------ Records shown

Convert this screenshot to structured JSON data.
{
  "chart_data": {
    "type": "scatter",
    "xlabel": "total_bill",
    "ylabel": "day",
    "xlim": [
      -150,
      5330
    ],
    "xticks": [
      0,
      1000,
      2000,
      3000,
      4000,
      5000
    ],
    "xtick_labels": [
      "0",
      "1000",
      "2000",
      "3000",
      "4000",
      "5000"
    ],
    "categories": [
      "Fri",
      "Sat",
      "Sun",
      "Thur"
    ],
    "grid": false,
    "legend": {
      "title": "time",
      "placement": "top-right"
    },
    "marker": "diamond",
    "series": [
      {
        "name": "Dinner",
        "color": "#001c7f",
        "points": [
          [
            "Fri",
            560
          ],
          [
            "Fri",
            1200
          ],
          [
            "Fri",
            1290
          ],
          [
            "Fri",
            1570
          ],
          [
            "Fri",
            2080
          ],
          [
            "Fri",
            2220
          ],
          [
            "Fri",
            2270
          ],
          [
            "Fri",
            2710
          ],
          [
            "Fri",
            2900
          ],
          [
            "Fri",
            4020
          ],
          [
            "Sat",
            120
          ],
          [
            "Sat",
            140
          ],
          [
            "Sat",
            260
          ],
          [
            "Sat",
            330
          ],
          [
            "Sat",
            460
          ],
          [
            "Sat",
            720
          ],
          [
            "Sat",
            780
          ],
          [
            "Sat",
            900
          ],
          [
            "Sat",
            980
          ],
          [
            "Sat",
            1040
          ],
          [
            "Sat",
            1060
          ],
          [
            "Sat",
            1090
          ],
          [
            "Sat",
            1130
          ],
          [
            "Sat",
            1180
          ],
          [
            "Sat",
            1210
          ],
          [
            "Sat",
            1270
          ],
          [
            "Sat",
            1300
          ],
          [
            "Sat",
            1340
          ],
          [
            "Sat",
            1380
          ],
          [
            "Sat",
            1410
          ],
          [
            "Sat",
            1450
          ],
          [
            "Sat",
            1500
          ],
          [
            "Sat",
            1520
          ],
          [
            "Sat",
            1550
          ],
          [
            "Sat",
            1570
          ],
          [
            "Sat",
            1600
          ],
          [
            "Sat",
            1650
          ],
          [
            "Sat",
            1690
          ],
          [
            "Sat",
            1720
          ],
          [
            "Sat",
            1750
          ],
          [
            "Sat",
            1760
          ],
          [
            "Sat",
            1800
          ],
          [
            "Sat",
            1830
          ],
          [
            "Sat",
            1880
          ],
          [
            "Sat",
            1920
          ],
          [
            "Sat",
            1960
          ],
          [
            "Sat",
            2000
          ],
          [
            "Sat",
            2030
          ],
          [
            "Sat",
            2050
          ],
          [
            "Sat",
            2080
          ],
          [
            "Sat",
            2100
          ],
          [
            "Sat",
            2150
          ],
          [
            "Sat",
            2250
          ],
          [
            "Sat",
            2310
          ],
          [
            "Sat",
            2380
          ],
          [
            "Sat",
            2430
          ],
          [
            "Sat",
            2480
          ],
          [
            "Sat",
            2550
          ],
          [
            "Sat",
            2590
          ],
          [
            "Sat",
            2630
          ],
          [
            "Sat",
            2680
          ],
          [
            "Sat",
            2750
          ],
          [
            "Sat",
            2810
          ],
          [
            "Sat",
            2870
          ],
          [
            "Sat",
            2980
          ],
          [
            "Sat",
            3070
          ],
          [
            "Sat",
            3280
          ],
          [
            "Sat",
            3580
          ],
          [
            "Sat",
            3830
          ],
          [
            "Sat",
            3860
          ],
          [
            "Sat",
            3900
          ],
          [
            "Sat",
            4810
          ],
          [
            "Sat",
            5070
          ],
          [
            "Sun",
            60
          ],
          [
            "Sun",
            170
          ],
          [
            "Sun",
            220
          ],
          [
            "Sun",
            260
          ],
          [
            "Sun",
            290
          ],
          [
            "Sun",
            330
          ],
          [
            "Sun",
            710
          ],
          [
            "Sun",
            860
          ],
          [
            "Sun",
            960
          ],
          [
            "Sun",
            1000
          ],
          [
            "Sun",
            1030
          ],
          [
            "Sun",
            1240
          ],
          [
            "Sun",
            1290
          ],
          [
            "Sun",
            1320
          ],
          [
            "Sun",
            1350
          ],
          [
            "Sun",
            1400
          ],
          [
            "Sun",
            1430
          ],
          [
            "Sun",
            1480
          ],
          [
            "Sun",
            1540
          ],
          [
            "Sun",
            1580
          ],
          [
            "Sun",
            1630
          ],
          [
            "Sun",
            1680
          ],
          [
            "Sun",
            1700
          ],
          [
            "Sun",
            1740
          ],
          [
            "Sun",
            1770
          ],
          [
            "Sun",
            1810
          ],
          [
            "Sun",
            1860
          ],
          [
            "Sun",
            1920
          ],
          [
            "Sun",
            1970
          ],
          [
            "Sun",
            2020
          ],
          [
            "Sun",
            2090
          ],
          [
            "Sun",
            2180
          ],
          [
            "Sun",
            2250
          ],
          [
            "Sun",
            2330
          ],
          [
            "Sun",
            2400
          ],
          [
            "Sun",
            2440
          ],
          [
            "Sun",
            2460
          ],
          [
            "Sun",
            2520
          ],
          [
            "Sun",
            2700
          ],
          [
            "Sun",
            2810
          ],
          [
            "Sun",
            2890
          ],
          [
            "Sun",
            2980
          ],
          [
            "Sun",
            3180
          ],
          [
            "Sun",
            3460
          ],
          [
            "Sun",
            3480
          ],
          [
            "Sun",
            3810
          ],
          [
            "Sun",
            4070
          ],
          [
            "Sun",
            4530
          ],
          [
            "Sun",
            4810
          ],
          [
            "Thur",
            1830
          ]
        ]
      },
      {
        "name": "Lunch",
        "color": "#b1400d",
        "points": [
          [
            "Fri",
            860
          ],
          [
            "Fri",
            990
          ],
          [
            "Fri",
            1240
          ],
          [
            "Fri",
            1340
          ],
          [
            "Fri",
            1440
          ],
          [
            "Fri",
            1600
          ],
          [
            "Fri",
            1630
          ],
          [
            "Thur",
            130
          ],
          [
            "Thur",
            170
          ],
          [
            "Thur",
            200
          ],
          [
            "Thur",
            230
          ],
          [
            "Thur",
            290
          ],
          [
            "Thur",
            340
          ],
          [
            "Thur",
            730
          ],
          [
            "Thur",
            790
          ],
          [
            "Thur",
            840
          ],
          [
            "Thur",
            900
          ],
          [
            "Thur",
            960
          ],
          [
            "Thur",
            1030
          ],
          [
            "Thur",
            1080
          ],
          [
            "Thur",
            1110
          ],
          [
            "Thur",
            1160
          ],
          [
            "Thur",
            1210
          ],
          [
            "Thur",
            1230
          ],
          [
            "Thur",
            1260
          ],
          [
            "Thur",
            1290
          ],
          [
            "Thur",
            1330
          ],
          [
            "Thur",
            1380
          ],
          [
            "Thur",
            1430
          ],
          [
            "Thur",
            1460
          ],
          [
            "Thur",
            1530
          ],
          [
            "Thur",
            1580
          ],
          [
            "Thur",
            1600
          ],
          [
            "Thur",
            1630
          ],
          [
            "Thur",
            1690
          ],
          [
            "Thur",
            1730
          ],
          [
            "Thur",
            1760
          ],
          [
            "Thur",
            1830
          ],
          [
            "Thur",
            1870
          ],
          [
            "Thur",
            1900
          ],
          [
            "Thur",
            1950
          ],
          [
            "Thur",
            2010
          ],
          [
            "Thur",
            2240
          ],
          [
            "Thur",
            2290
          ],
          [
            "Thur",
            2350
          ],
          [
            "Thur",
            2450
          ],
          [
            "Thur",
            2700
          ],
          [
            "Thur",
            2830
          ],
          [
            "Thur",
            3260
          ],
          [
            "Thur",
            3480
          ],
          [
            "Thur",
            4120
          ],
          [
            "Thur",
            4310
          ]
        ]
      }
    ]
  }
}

------------

- _Short task_
Every line of the material must be returned exactly as it appears.

- _Result of this exercise_
Convert this screenshot to structured JSON data.
{
  "chart_data": {
    "type": "scatter",
    "xlabel": "total_bill",
    "ylabel": "day",
    "xlim": [
      -150,
      5330
    ],
    "xticks": [
      0,
      1000,
      2000,
      3000,
      4000,
      5000
    ],
    "xtick_labels": [
      "0",
      "1000",
      "2000",
      "3000",
      "4000",
      "5000"
    ],
    "categories": [
      "Fri",
      "Sat",
      "Sun",
      "Thur"
    ],
    "grid": false,
    "legend": {
      "title": "time",
      "placement": "top-right"
    },
    "marker": "diamond",
    "series": [
      {
        "name": "Dinner",
        "color": "#001c7f",
        "points": [
          [
            "Fri",
            560
          ],
          [
            "Fri",
            1200
          ],
          [
            "Fri",
            1290
          ],
          [
            "Fri",
            1570
          ],
          [
            "Fri",
            2080
          ],
          [
            "Fri",
            2220
          ],
          [
            "Fri",
            2270
          ],
          [
            "Fri",
            2710
          ],
          [
            "Fri",
            2900
          ],
          [
            "Fri",
            4020
          ],
          [
            "Sat",
            120
          ],
          [
            "Sat",
            140
          ],
          [
            "Sat",
            260
          ],
          [
            "Sat",
            330
          ],
          [
            "Sat",
            460
          ],
          [
            "Sat",
            720
          ],
          [
            "Sat",
            780
          ],
          [
            "Sat",
            900
          ],
          [
            "Sat",
            980
          ],
          [
            "Sat",
            1040
          ],
          [
            "Sat",
            1060
          ],
          [
            "Sat",
            1090
          ],
          [
            "Sat",
            1130
          ],
          [
            "Sat",
            1180
          ],
          [
            "Sat",
            1210
          ],
          [
            "Sat",
            1270
          ],
          [
            "Sat",
            1300
          ],
          [
            "Sat",
            1340
          ],
          [
            "Sat",
            1380
          ],
          [
            "Sat",
            1410
          ],
          [
            "Sat",
            1450
          ],
          [
            "Sat",
            1500
          ],
          [
            "Sat",
            1520
          ],
          [
            "Sat",
            1550
          ],
          [
            "Sat",
            1570
          ],
          [
            "Sat",
            1600
          ],
          [
            "Sat",
            1650
          ],
          [
            "Sat",
            1690
          ],
          [
            "Sat",
            1720
          ],
          [
            "Sat",
            1750
          ],
          [
            "Sat",
            1760
          ],
          [
            "Sat",
            1800
          ],
          [
            "Sat",
            1830
          ],
          [
            "Sat",
            1880
          ],
          [
            "Sat",
            1920
          ],
          [
            "Sat",
            1960
          ],
          [
            "Sat",
            2000
          ],
          [
            "Sat",
            2030
          ],
          [
            "Sat",
            2050
          ],
          [
            "Sat",
            2080
          ],
          [
            "Sat",
            2100
          ],
          [
            "Sat",
            2150
          ],
          [
            "Sat",
            2250
          ],
          [
            "Sat",
            2310
          ],
          [
            "Sat",
            2380
          ],
          [
            "Sat",
            2430
          ],
          [
            "Sat",
            2480
          ],
          [
            "Sat",
            2550
          ],
          [
            "Sat",
            2590
          ],
          [
            "Sat",
            2630
          ],
          [
            "Sat",
            2680
          ],
          [
            "Sat",
            2750
          ],
          [
            "Sat",
            2810
          ],
          [
            "Sat",
            2870
          ],
          [
            "Sat",
            2980
          ],
          [
            "Sat",
            3070
          ],
          [
            "Sat",
            3280
          ],
          [
            "Sat",
            3580
          ],
          [
            "Sat",
            3830
          ],
          [
            "Sat",
            3860
          ],
          [
            "Sat",
            3900
          ],
          [
            "Sat",
            4810
          ],
          [
            "Sat",
            5070
          ],
          [
            "Sun",
            60
          ],
          [
            "Sun",
            170
          ],
          [
            "Sun",
            220
          ],
          [
            "Sun",
            260
          ],
          [
            "Sun",
            290
          ],
          [
            "Sun",
            330
          ],
          [
            "Sun",
            710
          ],
          [
            "Sun",
            860
          ],
          [
            "Sun",
            960
          ],
          [
            "Sun",
            1000
          ],
          [
            "Sun",
            1030
          ],
          [
            "Sun",
            1240
          ],
          [
            "Sun",
            1290
          ],
          [
            "Sun",
            1320
          ],
          [
            "Sun",
            1350
          ],
          [
            "Sun",
            1400
          ],
          [
            "Sun",
            1430
          ],
          [
            "Sun",
            1480
          ],
          [
            "Sun",
            1540
          ],
          [
            "Sun",
            1580
          ],
          [
            "Sun",
            1630
          ],
          [
            "Sun",
            1680
          ],
          [
            "Sun",
            1700
          ],
          [
            "Sun",
            1740
          ],
          [
            "Sun",
            1770
          ],
          [
            "Sun",
            1810
          ],
          [
            "Sun",
            1860
          ],
          [
            "Sun",
            1920
          ],
          [
            "Sun",
            1970
          ],
          [
            "Sun",
            2020
          ],
          [
            "Sun",
            2090
          ],
          [
            "Sun",
            2180
          ],
          [
            "Sun",
            2250
          ],
          [
            "Sun",
            2330
          ],
          [
            "Sun",
            2400
          ],
          [
            "Sun",
            2440
          ],
          [
            "Sun",
            2460
          ],
          [
            "Sun",
            2520
          ],
          [
            "Sun",
            2700
          ],
          [
            "Sun",
            2810
          ],
          [
            "Sun",
            2890
          ],
          [
            "Sun",
            2980
          ],
          [
            "Sun",
            3180
          ],
          [
            "Sun",
            3460
          ],
          [
            "Sun",
            3480
          ],
          [
            "Sun",
            3810
          ],
          [
            "Sun",
            4070
          ],
          [
            "Sun",
            4530
          ],
          [
            "Sun",
            4810
          ],
          [
            "Thur",
            1830
          ]
        ]
      },
      {
        "name": "Lunch",
        "color": "#b1400d",
        "points": [
          [
            "Fri",
            860
          ],
          [
            "Fri",
            990
          ],
          [
            "Fri",
            1240
          ],
          [
            "Fri",
            1340
          ],
          [
            "Fri",
            1440
          ],
          [
            "Fri",
            1600
          ],
          [
            "Fri",
            1630
          ],
          [
            "Thur",
            130
          ],
          [
            "Thur",
            170
          ],
          [
            "Thur",
            200
          ],
          [
            "Thur",
            230
          ],
          [
            "Thur",
            290
          ],
          [
            "Thur",
            340
          ],
          [
            "Thur",
            730
          ],
          [
            "Thur",
            790
          ],
          [
            "Thur",
            840
          ],
          [
            "Thur",
            900
          ],
          [
            "Thur",
            960
          ],
          [
            "Thur",
            1030
          ],
          [
            "Thur",
            1080
          ],
          [
            "Thur",
            1110
          ],
          [
            "Thur",
            1160
          ],
          [
            "Thur",
            1210
          ],
          [
            "Thur",
            1230
          ],
          [
            "Thur",
            1260
          ],
          [
            "Thur",
            1290
          ],
          [
            "Thur",
            1330
          ],
          [
            "Thur",
            1380
          ],
          [
            "Thur",
            1430
          ],
          [
            "Thur",
            1460
          ],
          [
            "Thur",
            1530
          ],
          [
            "Thur",
            1580
          ],
          [
            "Thur",
            1600
          ],
          [
            "Thur",
            1630
          ],
          [
            "Thur",
            1690
          ],
          [
            "Thur",
            1730
          ],
          [
            "Thur",
            1760
          ],
          [
            "Thur",
            1830
          ],
          [
            "Thur",
            1870
          ],
          [
            "Thur",
            1900
          ],
          [
            "Thur",
            1950
          ],
          [
            "Thur",
            2010
          ],
          [
            "Thur",
            2240
          ],
          [
            "Thur",
            2290
          ],
          [
            "Thur",
            2350
          ],
          [
            "Thur",
            2450
          ],
          [
            "Thur",
            2700
          ],
          [
            "Thur",
            2830
          ],
          [
            "Thur",
            3260
          ],
          [
            "Thur",
            3480
          ],
          [
            "Thur",
            4120
          ],
          [
            "Thur",
            4310
          ]
        ]
      }
    ]
  }
}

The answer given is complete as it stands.